▶ **Job**: Of all the lines in the records below, how many hold the word "الوحی"? Give the number alone.

▶ **Data entries**:

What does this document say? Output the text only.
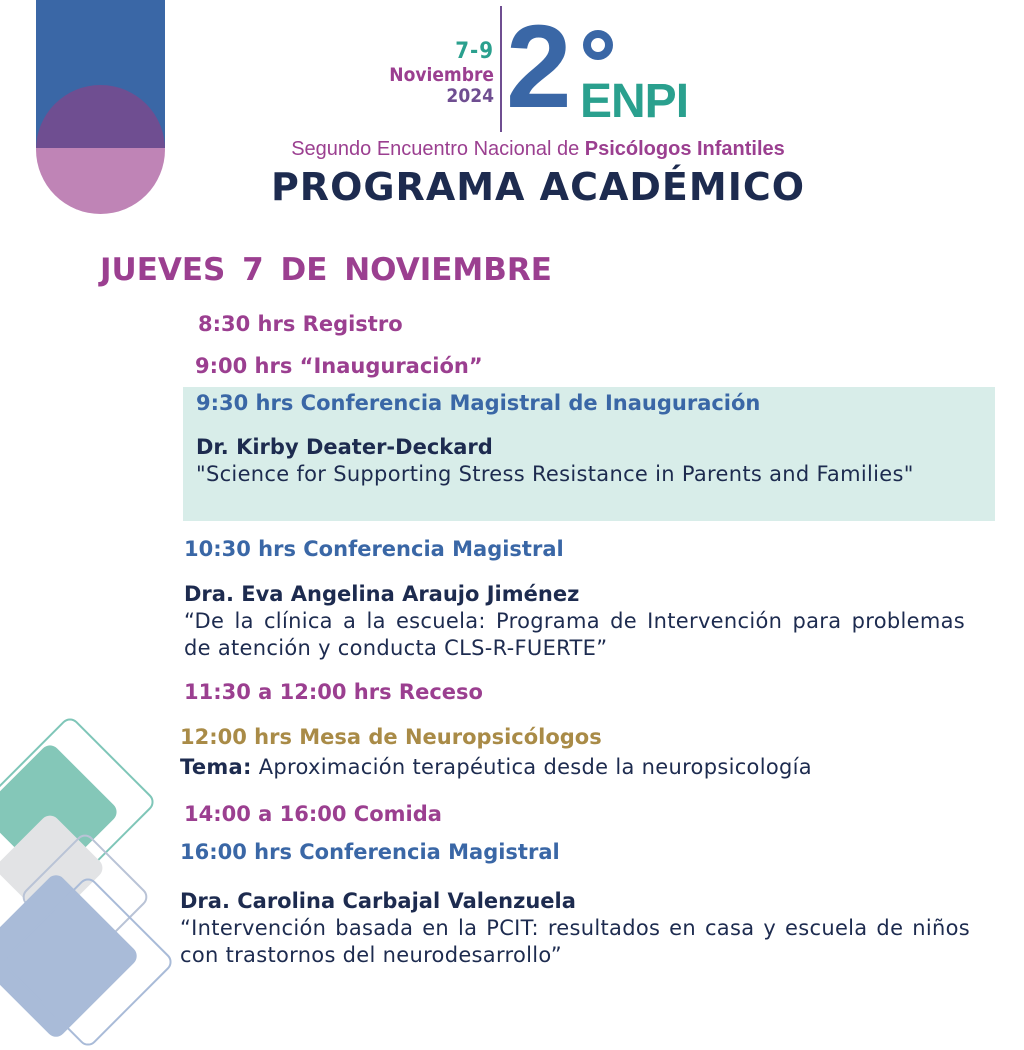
7-9
Noviembre
2024 2 ENPI
Segundo Encuentro Nacional de Psicólogos Infantiles
PROGRAMA ACADÉMICO
JUEVES 7 DE NOVIEMBRE
8:30 hrs Registro
9:00 hrs “Inauguración”
9:30 hrs Conferencia Magistral de Inauguración
Dr. Kirby Deater-Deckard
"Science for Supporting Stress Resistance in Parents and Families"
10:30 hrs Conferencia Magistral
Dra. Eva Angelina Araujo Jiménez
“De la clínica a la escuela: Programa de Intervención para problemas de atención y conducta CLS-R-FUERTE”
11:30 a 12:00 hrs Receso
12:00 hrs Mesa de Neuropsicólogos
Tema: Aproximación terapéutica desde la neuropsicología
14:00 a 16:00 Comida
16:00 hrs Conferencia Magistral
Dra. Carolina Carbajal Valenzuela
“Intervención basada en la PCIT: resultados en casa y escuela de niños con trastornos del neurodesarrollo”
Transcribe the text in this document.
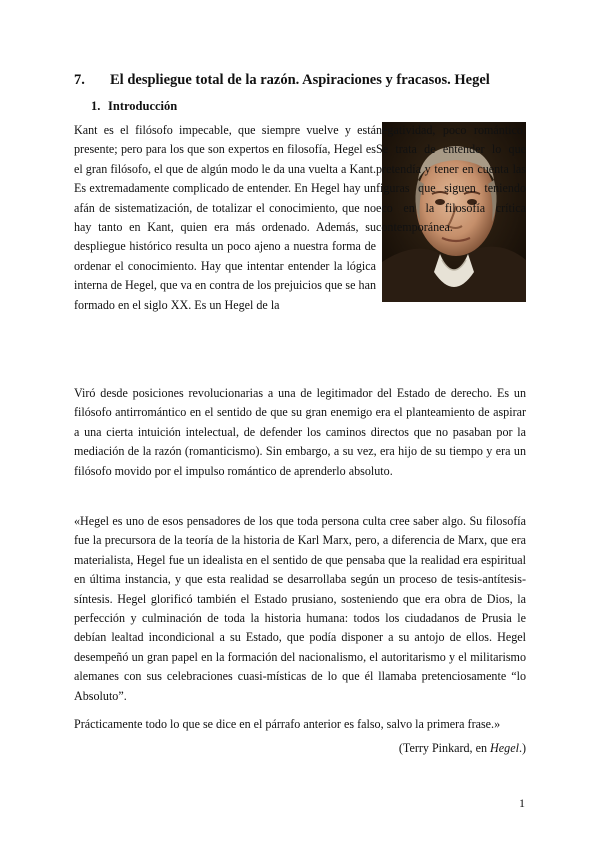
7. El despliegue total de la razón. Aspiraciones y fracasos. Hegel
1. Introducción
Kant es el filósofo impecable, que siempre vuelve y está presente; pero para los que son expertos en filosofía, Hegel es el gran filósofo, el que de algún modo le da una vuelta a Kant. Es extremadamente complicado de entender. En Hegel hay un afán de sistematización, de totalizar el conocimiento, que no hay tanto en Kant, quien era más ordenado. Además, su despliegue histórico resulta un poco ajeno a nuestra forma de ordenar el conocimiento. Hay que intentar entender la lógica interna de Hegel, que va en contra de los prejuicios que se han formado en el siglo XX. Es un Hegel de la
negatividad, poco romántico. Se trata de entender lo que pretendía y tener en cuenta las figuras que siguen teniendo eco en la filosofía crítica contemporánea.

Viró desde posiciones revolucionarias a una de legitimador del Estado de derecho. Es un filósofo antirromántico en el sentido de que su gran enemigo era el planteamiento de aspirar a una cierta intuición intelectual, de defender los caminos directos que no pasaban por la mediación de la razón (romanticismo). Sin embargo, a su vez, era hijo de su tiempo y era un filósofo movido por el impulso romántico de aprenderlo absoluto.

«Hegel es uno de esos pensadores de los que toda persona culta cree saber algo. Su filosofía fue la precursora de la teoría de la historia de Karl Marx, pero, a diferencia de Marx, que era materialista, Hegel fue un idealista en el sentido de que pensaba que la realidad era espiritual en última instancia, y que esta realidad se desarrollaba según un proceso de tesis-antítesis-síntesis. Hegel glorificó también el Estado prusiano, sosteniendo que era obra de Dios, la perfección y culminación de toda la historia humana: todos los ciudadanos de Prusia le debían lealtad incondicional a su Estado, que podía disponer a su antojo de ellos. Hegel desempeñó un gran papel en la formación del nacionalismo, el autoritarismo y el militarismo alemanes con sus celebraciones cuasi-místicas de lo que él llamaba pretenciosamente “lo Absoluto”.

Prácticamente todo lo que se dice en el párrafo anterior es falso, salvo la primera frase.»

(Terry Pinkard, en Hegel.)
1
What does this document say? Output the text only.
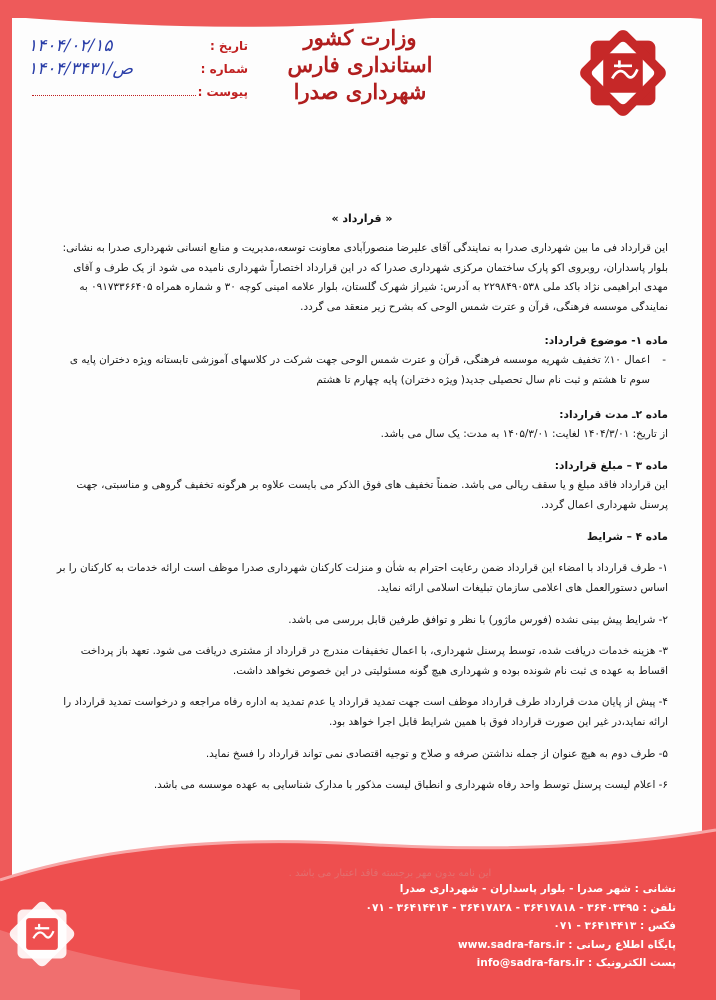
وزارت کشور
استانداری فارس
شهرداری صدرا
تاریخ :
۱۴۰۴/۰۲/۱۵
شماره :
۱۴۰۴/۳۴۳۱/ص
پیوست :

« قرارداد »

این قرارداد فی ما بین شهرداری صدرا به نمایندگی آقای علیرضا منصورآبادی معاونت توسعه،مدیریت و منابع انسانی شهرداری صدرا به نشانی: بلوار پاسداران، روبروی اکو پارک ساختمان مرکزی شهرداری صدرا که در این قرارداد اختصاراً شهرداری نامیده می شود از یک طرف و آقای مهدی ابراهیمی نژاد باکد ملی ۲۲۹۸۴۹۰۵۳۸ به آدرس: شیراز شهرک گلستان، بلوار علامه امینی کوچه ۳۰ و شماره همراه ۰۹۱۷۳۳۶۶۴۰۵ به نمایندگی موسسه فرهنگی، قرآن و عترت شمس الوحی که بشرح زیر منعقد می گردد.

ماده ۱- موضوع قرارداد:

-
اعمال ۱۰٪ تخفیف شهریه موسسه فرهنگی، قرآن و عترت شمس الوحی جهت شرکت در کلاسهای آموزشی تابستانه ویژه دختران پایه ی سوم تا هشتم و ثبت نام سال تحصیلی جدید( ویژه دختران) پایه چهارم تا هشتم

ماده ۲ـ مدت قرارداد:

از تاریخ: ۱۴۰۴/۳/۰۱ لغایت: ۱۴۰۵/۳/۰۱ به مدت: یک سال می باشد.

ماده ۳ – مبلغ قرارداد:

این قرارداد فاقد مبلغ و یا سقف ریالی می باشد. ضمناً تخفیف های فوق الذکر می بایست علاوه بر هرگونه تخفیف گروهی و مناسبتی، جهت پرسنل شهرداری اعمال گردد.

ماده ۴ – شرایط

۱- طرف قرارداد با امضاء این قرارداد ضمن رعایت احترام به شأن و منزلت کارکنان شهرداری صدرا موظف است ارائه خدمات به کارکنان را بر اساس دستورالعمل های اعلامی سازمان تبلیغات اسلامی ارائه نماید.

۲- شرایط پیش بینی نشده (فورس ماژور) با نظر و توافق طرفین قابل بررسی می باشد.

۳- هزینه خدمات دریافت شده، توسط پرسنل شهرداری، با اعمال تخفیفات مندرج در قرارداد از مشتری دریافت می شود. تعهد باز پرداخت اقساط به عهده ی ثبت نام شونده بوده و شهرداری هیچ گونه مسئولیتی در این خصوص نخواهد داشت.

۴- پیش از پایان مدت قرارداد طرف قرارداد موظف است جهت تمدید قرارداد یا عدم تمدید به اداره رفاه مراجعه و درخواست تمدید قرارداد را ارائه نماید،در غیر این صورت قرارداد فوق با همین شرایط قابل اجرا خواهد بود.

۵- طرف دوم به هیچ عنوان از جمله نداشتن صرفه و صلاح و توجیه اقتصادی نمی تواند قرارداد را فسخ نماید.

۶- اعلام لیست پرسنل توسط واحد رفاه شهرداری و انطباق لیست مذکور با مدارک شناسایی به عهده موسسه می باشد.

این نامه بدون مهر برجسته فاقد اعتبار می باشد .
نشانی : شهر صدرا - بلوار پاسداران - شهرداری صدرا
تلفن : ۰۷۱ - ۳۶۴۱۴۴۱۴ - ۳۶۴۱۷۸۲۸ - ۳۶۴۱۷۸۱۸ - ۳۶۴۰۳۴۹۵
فکس : ۰۷۱ - ۳۶۴۱۴۴۱۳
پایگاه اطلاع رسانی : www.sadra-fars.ir
پست الکترونیک : info@sadra-fars.ir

▶ **Solution for this task**: 2